Exercise aim:
Write out every line of the records below word for word, leaving out the pictures.

Data records:
::::

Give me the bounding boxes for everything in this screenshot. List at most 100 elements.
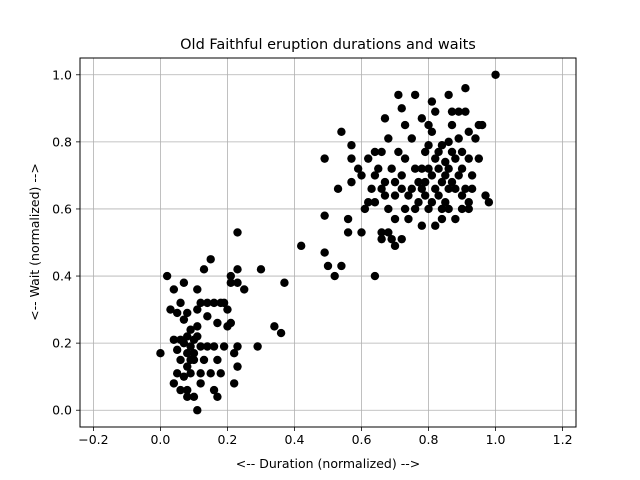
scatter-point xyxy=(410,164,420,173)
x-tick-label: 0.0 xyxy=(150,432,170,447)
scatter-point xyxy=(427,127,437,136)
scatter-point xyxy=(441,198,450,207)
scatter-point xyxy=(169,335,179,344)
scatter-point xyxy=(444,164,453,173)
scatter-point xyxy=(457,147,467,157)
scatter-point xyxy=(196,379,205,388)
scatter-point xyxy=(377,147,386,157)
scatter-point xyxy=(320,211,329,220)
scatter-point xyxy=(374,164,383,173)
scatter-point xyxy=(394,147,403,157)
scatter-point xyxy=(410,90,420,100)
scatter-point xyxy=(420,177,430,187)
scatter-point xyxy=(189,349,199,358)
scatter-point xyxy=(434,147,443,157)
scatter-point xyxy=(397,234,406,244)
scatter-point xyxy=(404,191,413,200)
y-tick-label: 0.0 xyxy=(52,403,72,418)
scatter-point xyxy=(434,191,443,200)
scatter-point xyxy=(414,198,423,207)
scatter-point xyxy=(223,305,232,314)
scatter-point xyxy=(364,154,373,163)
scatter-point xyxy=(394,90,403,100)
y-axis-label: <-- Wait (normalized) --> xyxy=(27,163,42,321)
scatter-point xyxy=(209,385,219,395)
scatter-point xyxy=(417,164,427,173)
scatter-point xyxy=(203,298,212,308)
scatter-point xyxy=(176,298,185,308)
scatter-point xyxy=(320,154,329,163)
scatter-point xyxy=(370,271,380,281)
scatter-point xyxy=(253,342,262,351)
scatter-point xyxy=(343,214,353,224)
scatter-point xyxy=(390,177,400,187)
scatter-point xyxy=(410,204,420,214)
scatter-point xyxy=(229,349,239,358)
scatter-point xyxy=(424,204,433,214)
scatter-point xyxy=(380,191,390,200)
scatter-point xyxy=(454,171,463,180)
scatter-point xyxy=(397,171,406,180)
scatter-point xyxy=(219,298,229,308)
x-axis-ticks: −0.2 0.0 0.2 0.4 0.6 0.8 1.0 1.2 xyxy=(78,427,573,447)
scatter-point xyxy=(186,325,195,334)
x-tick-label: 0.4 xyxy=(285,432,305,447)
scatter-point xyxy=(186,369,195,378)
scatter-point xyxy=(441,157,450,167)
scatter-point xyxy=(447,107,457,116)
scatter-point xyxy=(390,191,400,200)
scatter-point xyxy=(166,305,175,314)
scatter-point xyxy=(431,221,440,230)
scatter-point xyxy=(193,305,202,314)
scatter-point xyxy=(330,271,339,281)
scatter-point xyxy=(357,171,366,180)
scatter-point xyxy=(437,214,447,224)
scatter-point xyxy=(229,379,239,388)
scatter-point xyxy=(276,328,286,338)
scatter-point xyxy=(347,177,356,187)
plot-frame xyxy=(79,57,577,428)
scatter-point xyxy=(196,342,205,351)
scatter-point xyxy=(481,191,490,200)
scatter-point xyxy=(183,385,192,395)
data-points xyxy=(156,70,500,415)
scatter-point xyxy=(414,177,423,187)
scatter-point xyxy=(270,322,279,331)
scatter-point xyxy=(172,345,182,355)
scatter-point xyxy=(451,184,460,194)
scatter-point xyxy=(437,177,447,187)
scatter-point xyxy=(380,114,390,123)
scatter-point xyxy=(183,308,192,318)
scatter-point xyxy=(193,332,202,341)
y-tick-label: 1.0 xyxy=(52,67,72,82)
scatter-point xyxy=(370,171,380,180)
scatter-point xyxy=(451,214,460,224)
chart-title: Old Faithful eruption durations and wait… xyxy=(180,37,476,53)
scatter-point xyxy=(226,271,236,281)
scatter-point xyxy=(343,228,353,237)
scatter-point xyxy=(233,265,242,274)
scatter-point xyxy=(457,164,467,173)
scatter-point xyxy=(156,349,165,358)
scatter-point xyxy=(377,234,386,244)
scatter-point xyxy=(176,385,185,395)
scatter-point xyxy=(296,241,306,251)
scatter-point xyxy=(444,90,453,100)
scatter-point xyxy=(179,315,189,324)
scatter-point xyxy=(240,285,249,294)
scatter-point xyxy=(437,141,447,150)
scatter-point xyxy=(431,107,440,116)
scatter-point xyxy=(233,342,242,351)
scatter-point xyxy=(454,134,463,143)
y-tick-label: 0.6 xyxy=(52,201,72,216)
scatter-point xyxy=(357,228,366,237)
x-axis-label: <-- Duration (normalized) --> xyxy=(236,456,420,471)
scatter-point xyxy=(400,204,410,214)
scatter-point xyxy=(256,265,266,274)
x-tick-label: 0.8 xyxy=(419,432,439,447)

::::

Written reply:
Give me the bounding boxes for everything in this screenshot. List at most 100 elements.
scatter-point xyxy=(410,164,420,173)
x-tick-label: 0.0 xyxy=(150,432,170,447)
scatter-point xyxy=(427,127,437,136)
scatter-point xyxy=(441,198,450,207)
scatter-point xyxy=(169,335,179,344)
scatter-point xyxy=(444,164,453,173)
scatter-point xyxy=(457,147,467,157)
scatter-point xyxy=(196,379,205,388)
scatter-point xyxy=(377,147,386,157)
scatter-point xyxy=(320,211,329,220)
scatter-point xyxy=(374,164,383,173)
scatter-point xyxy=(394,147,403,157)
scatter-point xyxy=(410,90,420,100)
scatter-point xyxy=(420,177,430,187)
scatter-point xyxy=(189,349,199,358)
scatter-point xyxy=(434,147,443,157)
scatter-point xyxy=(397,234,406,244)
scatter-point xyxy=(404,191,413,200)
y-tick-label: 0.0 xyxy=(52,403,72,418)
scatter-point xyxy=(434,191,443,200)
scatter-point xyxy=(414,198,423,207)
scatter-point xyxy=(223,305,232,314)
scatter-point xyxy=(364,154,373,163)
scatter-point xyxy=(394,90,403,100)
y-axis-label: <-- Wait (normalized) --> xyxy=(27,163,42,321)
scatter-point xyxy=(209,385,219,395)
scatter-point xyxy=(417,164,427,173)
scatter-point xyxy=(203,298,212,308)
scatter-point xyxy=(176,298,185,308)
scatter-point xyxy=(320,154,329,163)
scatter-point xyxy=(370,271,380,281)
scatter-point xyxy=(253,342,262,351)
scatter-point xyxy=(343,214,353,224)
scatter-point xyxy=(390,177,400,187)
scatter-point xyxy=(410,204,420,214)
scatter-point xyxy=(229,349,239,358)
scatter-point xyxy=(424,204,433,214)
scatter-point xyxy=(380,191,390,200)
scatter-point xyxy=(454,171,463,180)
scatter-point xyxy=(397,171,406,180)
scatter-point xyxy=(219,298,229,308)
x-axis-ticks: −0.2 0.0 0.2 0.4 0.6 0.8 1.0 1.2 xyxy=(78,427,573,447)
scatter-point xyxy=(186,325,195,334)
x-tick-label: 0.4 xyxy=(285,432,305,447)
scatter-point xyxy=(186,369,195,378)
scatter-point xyxy=(441,157,450,167)
scatter-point xyxy=(447,107,457,116)
scatter-point xyxy=(390,191,400,200)
scatter-point xyxy=(166,305,175,314)
scatter-point xyxy=(431,221,440,230)
scatter-point xyxy=(193,305,202,314)
scatter-point xyxy=(330,271,339,281)
scatter-point xyxy=(357,171,366,180)
scatter-point xyxy=(437,214,447,224)
scatter-point xyxy=(229,379,239,388)
scatter-point xyxy=(276,328,286,338)
scatter-point xyxy=(347,177,356,187)
plot-frame xyxy=(79,57,577,428)
scatter-point xyxy=(196,342,205,351)
scatter-point xyxy=(481,191,490,200)
scatter-point xyxy=(183,385,192,395)
data-points xyxy=(156,70,500,415)
scatter-point xyxy=(414,177,423,187)
scatter-point xyxy=(270,322,279,331)
scatter-point xyxy=(172,345,182,355)
scatter-point xyxy=(451,184,460,194)
scatter-point xyxy=(437,177,447,187)
scatter-point xyxy=(380,114,390,123)
scatter-point xyxy=(183,308,192,318)
scatter-point xyxy=(193,332,202,341)
y-tick-label: 1.0 xyxy=(52,67,72,82)
scatter-point xyxy=(370,171,380,180)
scatter-point xyxy=(451,214,460,224)
chart-title: Old Faithful eruption durations and wait… xyxy=(180,37,476,53)
scatter-point xyxy=(226,271,236,281)
scatter-point xyxy=(343,228,353,237)
scatter-point xyxy=(233,265,242,274)
scatter-point xyxy=(457,164,467,173)
scatter-point xyxy=(156,349,165,358)
scatter-point xyxy=(377,234,386,244)
scatter-point xyxy=(176,385,185,395)
scatter-point xyxy=(296,241,306,251)
scatter-point xyxy=(444,90,453,100)
scatter-point xyxy=(179,315,189,324)
scatter-point xyxy=(240,285,249,294)
scatter-point xyxy=(437,141,447,150)
scatter-point xyxy=(431,107,440,116)
scatter-point xyxy=(233,342,242,351)
scatter-point xyxy=(454,134,463,143)
y-tick-label: 0.6 xyxy=(52,201,72,216)
scatter-point xyxy=(357,228,366,237)
x-axis-label: <-- Duration (normalized) --> xyxy=(236,456,420,471)
scatter-point xyxy=(400,204,410,214)
scatter-point xyxy=(256,265,266,274)
x-tick-label: 0.8 xyxy=(419,432,439,447)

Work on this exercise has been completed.